• [What this task involves]:
Without the pictures, copy the entries below word for word.

Records contained in a dataset
----
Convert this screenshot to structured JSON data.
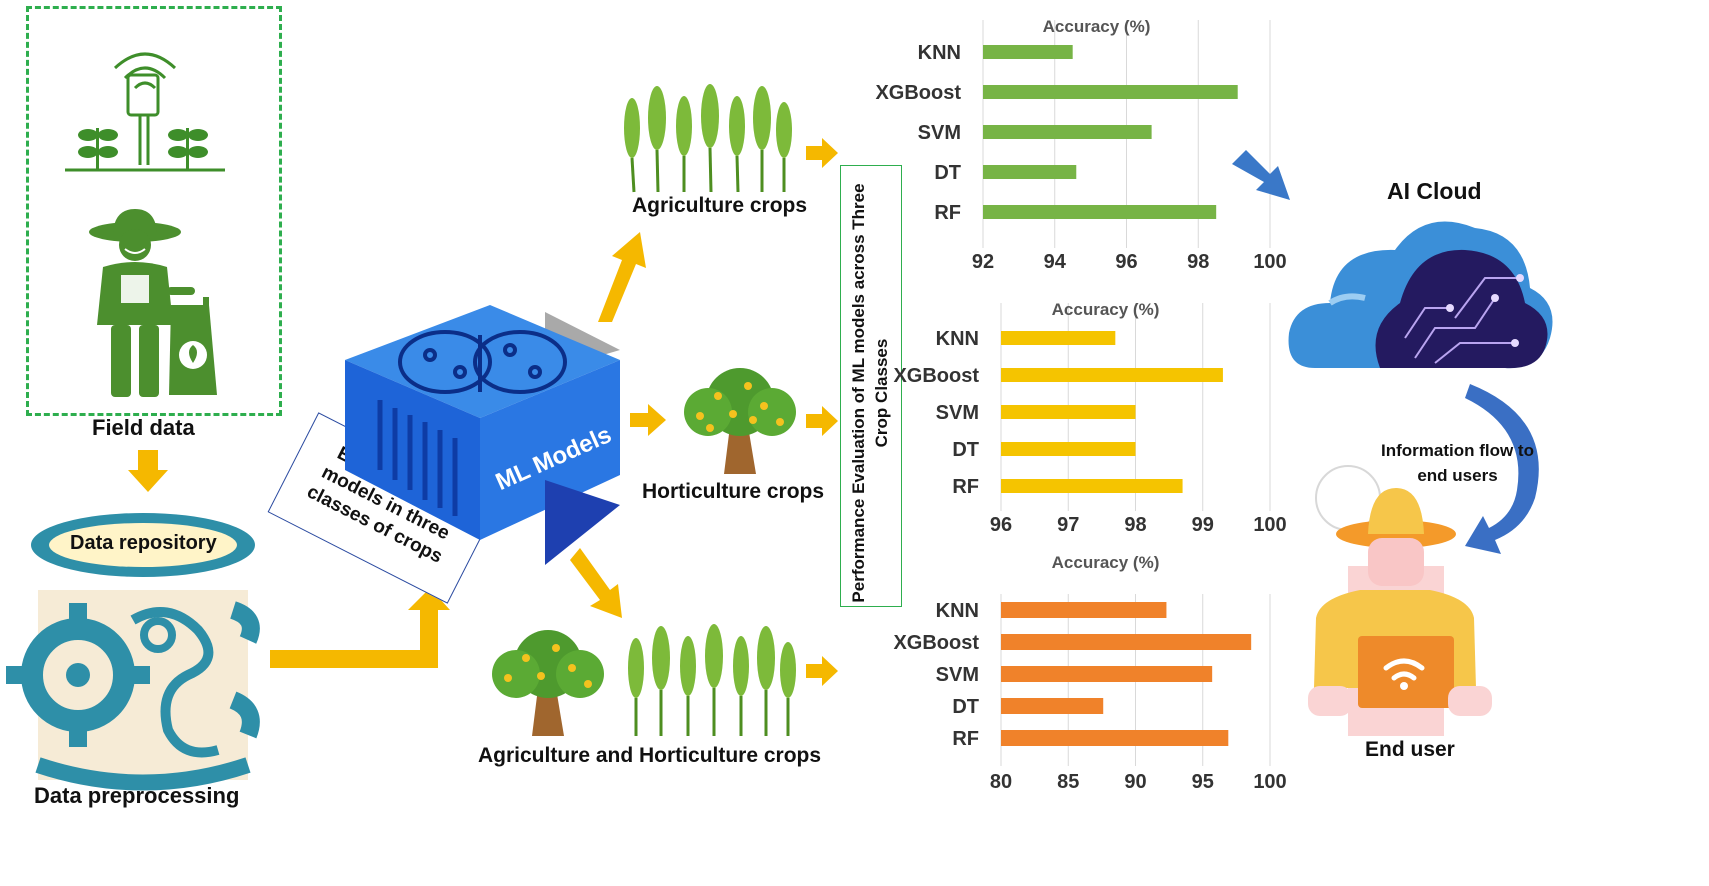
{
  "labels": {
    "field_data": "Field data",
    "data_repository": "Data repository",
    "data_preprocessing": "Data preprocessing",
    "employing": "Employing ML models in three classes of crops",
    "ml_models": "ML Models",
    "agri": "Agriculture crops",
    "horti": "Horticulture crops",
    "agri_horti": "Agriculture and Horticulture crops",
    "performance": "Performance Evaluation of ML models across Three Crop Classes",
    "ai_cloud": "AI Cloud",
    "info_flow": "Information flow to end users",
    "end_user": "End user"
  },
  "colors": {
    "green": "#77B446",
    "yellow": "#F5C400",
    "orange": "#F0822A",
    "arrow": "#F5B800",
    "blue": "#3A78C8",
    "dark_green": "#3E8E2A"
  },
  "chart_data": [
    {
      "type": "bar",
      "orientation": "horizontal",
      "title": "Accuracy (%)",
      "categories": [
        "KNN",
        "XGBoost",
        "SVM",
        "DT",
        "RF"
      ],
      "values": [
        94.5,
        99.1,
        96.7,
        94.6,
        98.5
      ],
      "xlim": [
        92,
        100
      ],
      "ticks": [
        92,
        94,
        96,
        98,
        100
      ],
      "color": "#77B446"
    },
    {
      "type": "bar",
      "orientation": "horizontal",
      "title": "Accuracy (%)",
      "categories": [
        "KNN",
        "XGBoost",
        "SVM",
        "DT",
        "RF"
      ],
      "values": [
        97.7,
        99.3,
        98.0,
        98.0,
        98.7
      ],
      "xlim": [
        96,
        100
      ],
      "ticks": [
        96,
        97,
        98,
        99,
        100
      ],
      "color": "#F5C400"
    },
    {
      "type": "bar",
      "orientation": "horizontal",
      "title": "Accuracy (%)",
      "categories": [
        "KNN",
        "XGBoost",
        "SVM",
        "DT",
        "RF"
      ],
      "values": [
        92.3,
        98.6,
        95.7,
        87.6,
        96.9
      ],
      "xlim": [
        80,
        100
      ],
      "ticks": [
        80,
        85,
        90,
        95,
        100
      ],
      "color": "#F0822A"
    }
  ]
}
----
• [Answer for the task]:
Convert this screenshot to structured JSON data.
{
  "labels": {
    "field_data": "Field data",
    "data_repository": "Data repository",
    "data_preprocessing": "Data preprocessing",
    "employing": "Employing ML models in three classes of crops",
    "ml_models": "ML Models",
    "agri": "Agriculture crops",
    "horti": "Horticulture crops",
    "agri_horti": "Agriculture and Horticulture crops",
    "performance": "Performance Evaluation of ML models across Three Crop Classes",
    "ai_cloud": "AI Cloud",
    "info_flow": "Information flow to end users",
    "end_user": "End user"
  },
  "colors": {
    "green": "#77B446",
    "yellow": "#F5C400",
    "orange": "#F0822A",
    "arrow": "#F5B800",
    "blue": "#3A78C8",
    "dark_green": "#3E8E2A"
  },
  "chart_data": [
    {
      "type": "bar",
      "orientation": "horizontal",
      "title": "Accuracy (%)",
      "categories": [
        "KNN",
        "XGBoost",
        "SVM",
        "DT",
        "RF"
      ],
      "values": [
        94.5,
        99.1,
        96.7,
        94.6,
        98.5
      ],
      "xlim": [
        92,
        100
      ],
      "ticks": [
        92,
        94,
        96,
        98,
        100
      ],
      "color": "#77B446"
    },
    {
      "type": "bar",
      "orientation": "horizontal",
      "title": "Accuracy (%)",
      "categories": [
        "KNN",
        "XGBoost",
        "SVM",
        "DT",
        "RF"
      ],
      "values": [
        97.7,
        99.3,
        98.0,
        98.0,
        98.7
      ],
      "xlim": [
        96,
        100
      ],
      "ticks": [
        96,
        97,
        98,
        99,
        100
      ],
      "color": "#F5C400"
    },
    {
      "type": "bar",
      "orientation": "horizontal",
      "title": "Accuracy (%)",
      "categories": [
        "KNN",
        "XGBoost",
        "SVM",
        "DT",
        "RF"
      ],
      "values": [
        92.3,
        98.6,
        95.7,
        87.6,
        96.9
      ],
      "xlim": [
        80,
        100
      ],
      "ticks": [
        80,
        85,
        90,
        95,
        100
      ],
      "color": "#F0822A"
    }
  ]
}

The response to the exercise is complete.